__WHAT THE TASK ASKS__:
Would you write out the listing verbatim and skip every picture in it?

__DATA__:

((

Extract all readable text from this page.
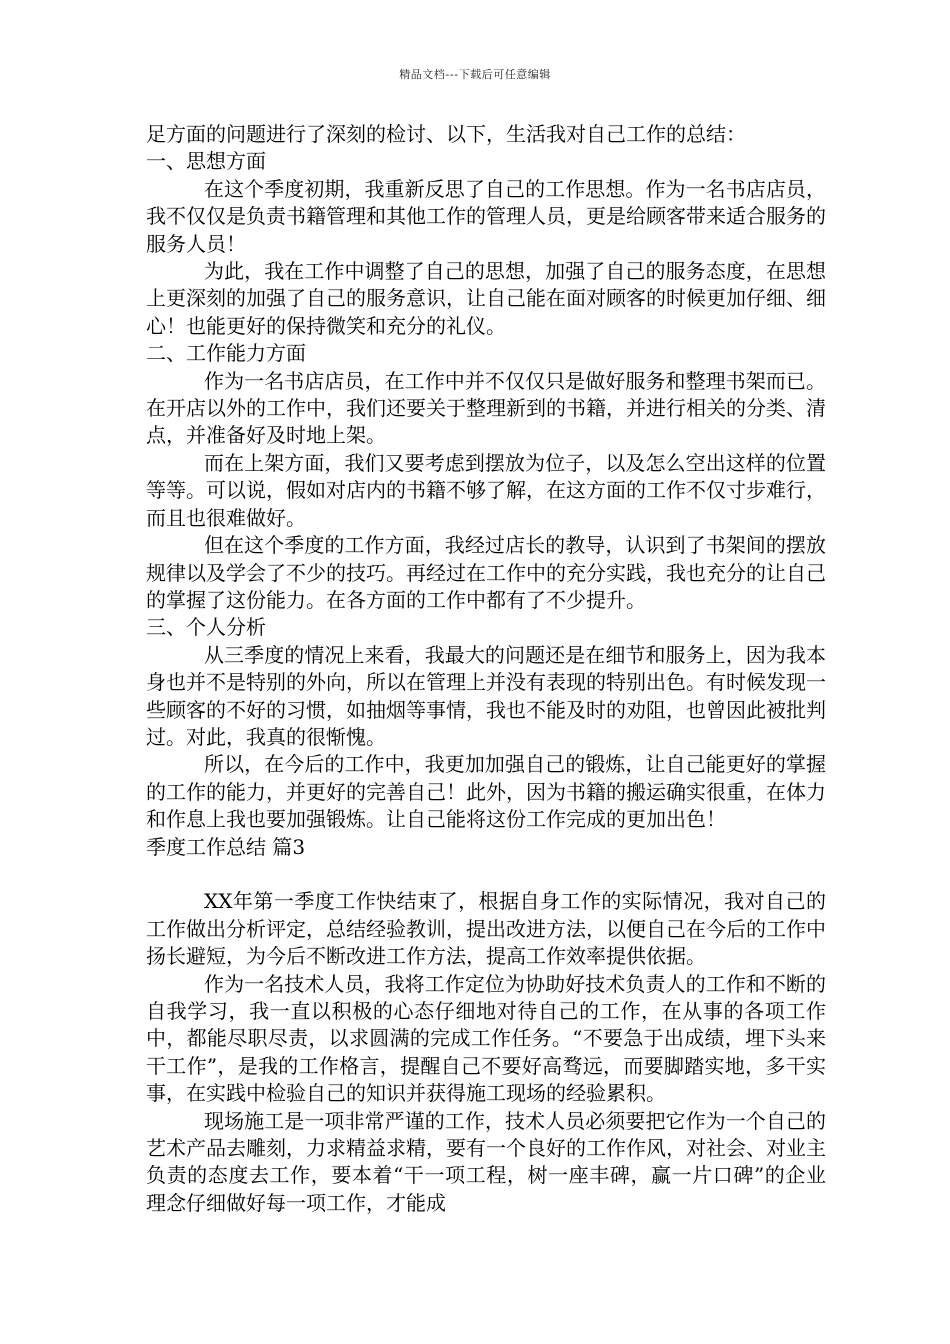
精品文档---下载后可任意编辑

足方面的问题进行了深刻的检讨、以下，生活我对自己工作的总结：

一、思想方面

在这个季度初期，我重新反思了自己的工作思想。作为一名书店店员，我不仅仅是负责书籍管理和其他工作的管理人员，更是给顾客带来适合服务的服务人员！

为此，我在工作中调整了自己的思想，加强了自己的服务态度，在思想上更深刻的加强了自己的服务意识，让自己能在面对顾客的时候更加仔细、细心！也能更好的保持微笑和充分的礼仪。

二、工作能力方面

作为一名书店店员，在工作中并不仅仅只是做好服务和整理书架而已。在开店以外的工作中，我们还要关于整理新到的书籍，并进行相关的分类、清点，并准备好及时地上架。

而在上架方面，我们又要考虑到摆放为位子，以及怎么空出这样的位置等等。可以说，假如对店内的书籍不够了解，在这方面的工作不仅寸步难行，而且也很难做好。

但在这个季度的工作方面，我经过店长的教导，认识到了书架间的摆放规律以及学会了不少的技巧。再经过在工作中的充分实践，我也充分的让自己的掌握了这份能力。在各方面的工作中都有了不少提升。

三、个人分析

从三季度的情况上来看，我最大的问题还是在细节和服务上，因为我本身也并不是特别的外向，所以在管理上并没有表现的特别出色。有时候发现一些顾客的不好的习惯，如抽烟等事情，我也不能及时的劝阻，也曾因此被批判过。对此，我真的很惭愧。

所以，在今后的工作中，我更加加强自己的锻炼，让自己能更好的掌握的工作的能力，并更好的完善自己！此外，因为书籍的搬运确实很重，在体力和作息上我也要加强锻炼。让自己能将这份工作完成的更加出色！

季度工作总结 篇3

XX年第一季度工作快结束了，根据自身工作的实际情况，我对自己的工作做出分析评定，总结经验教训，提出改进方法，以便自己在今后的工作中扬长避短，为今后不断改进工作方法，提高工作效率提供依据。

作为一名技术人员，我将工作定位为协助好技术负责人的工作和不断的自我学习，我一直以积极的心态仔细地对待自己的工作，在从事的各项工作中，都能尽职尽责，以求圆满的完成工作任务。“不要急于出成绩，埋下头来干工作”，是我的工作格言，提醒自己不要好高骛远，而要脚踏实地，多干实事，在实践中检验自己的知识并获得施工现场的经验累积。

现场施工是一项非常严谨的工作，技术人员必须要把它作为一个自己的艺术产品去雕刻，力求精益求精，要有一个良好的工作作风，对社会、对业主负责的态度去工作，要本着“干一项工程，树一座丰碑，赢一片口碑”的企业理念仔细做好每一项工作，才能成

))

__ANSWER IN FULL__:
Extract all readable text from this page.
精品文档---下载后可任意编辑

足方面的问题进行了深刻的检讨、以下，生活我对自己工作的总结：

一、思想方面

在这个季度初期，我重新反思了自己的工作思想。作为一名书店店员，我不仅仅是负责书籍管理和其他工作的管理人员，更是给顾客带来适合服务的服务人员！

为此，我在工作中调整了自己的思想，加强了自己的服务态度，在思想上更深刻的加强了自己的服务意识，让自己能在面对顾客的时候更加仔细、细心！也能更好的保持微笑和充分的礼仪。

二、工作能力方面

作为一名书店店员，在工作中并不仅仅只是做好服务和整理书架而已。在开店以外的工作中，我们还要关于整理新到的书籍，并进行相关的分类、清点，并准备好及时地上架。

而在上架方面，我们又要考虑到摆放为位子，以及怎么空出这样的位置等等。可以说，假如对店内的书籍不够了解，在这方面的工作不仅寸步难行，而且也很难做好。

但在这个季度的工作方面，我经过店长的教导，认识到了书架间的摆放规律以及学会了不少的技巧。再经过在工作中的充分实践，我也充分的让自己的掌握了这份能力。在各方面的工作中都有了不少提升。

三、个人分析

从三季度的情况上来看，我最大的问题还是在细节和服务上，因为我本身也并不是特别的外向，所以在管理上并没有表现的特别出色。有时候发现一些顾客的不好的习惯，如抽烟等事情，我也不能及时的劝阻，也曾因此被批判过。对此，我真的很惭愧。

所以，在今后的工作中，我更加加强自己的锻炼，让自己能更好的掌握的工作的能力，并更好的完善自己！此外，因为书籍的搬运确实很重，在体力和作息上我也要加强锻炼。让自己能将这份工作完成的更加出色！

季度工作总结 篇3

XX年第一季度工作快结束了，根据自身工作的实际情况，我对自己的工作做出分析评定，总结经验教训，提出改进方法，以便自己在今后的工作中扬长避短，为今后不断改进工作方法，提高工作效率提供依据。

作为一名技术人员，我将工作定位为协助好技术负责人的工作和不断的自我学习，我一直以积极的心态仔细地对待自己的工作，在从事的各项工作中，都能尽职尽责，以求圆满的完成工作任务。“不要急于出成绩，埋下头来干工作”，是我的工作格言，提醒自己不要好高骛远，而要脚踏实地，多干实事，在实践中检验自己的知识并获得施工现场的经验累积。

现场施工是一项非常严谨的工作，技术人员必须要把它作为一个自己的艺术产品去雕刻，力求精益求精，要有一个良好的工作作风，对社会、对业主负责的态度去工作，要本着“干一项工程，树一座丰碑，赢一片口碑”的企业理念仔细做好每一项工作，才能成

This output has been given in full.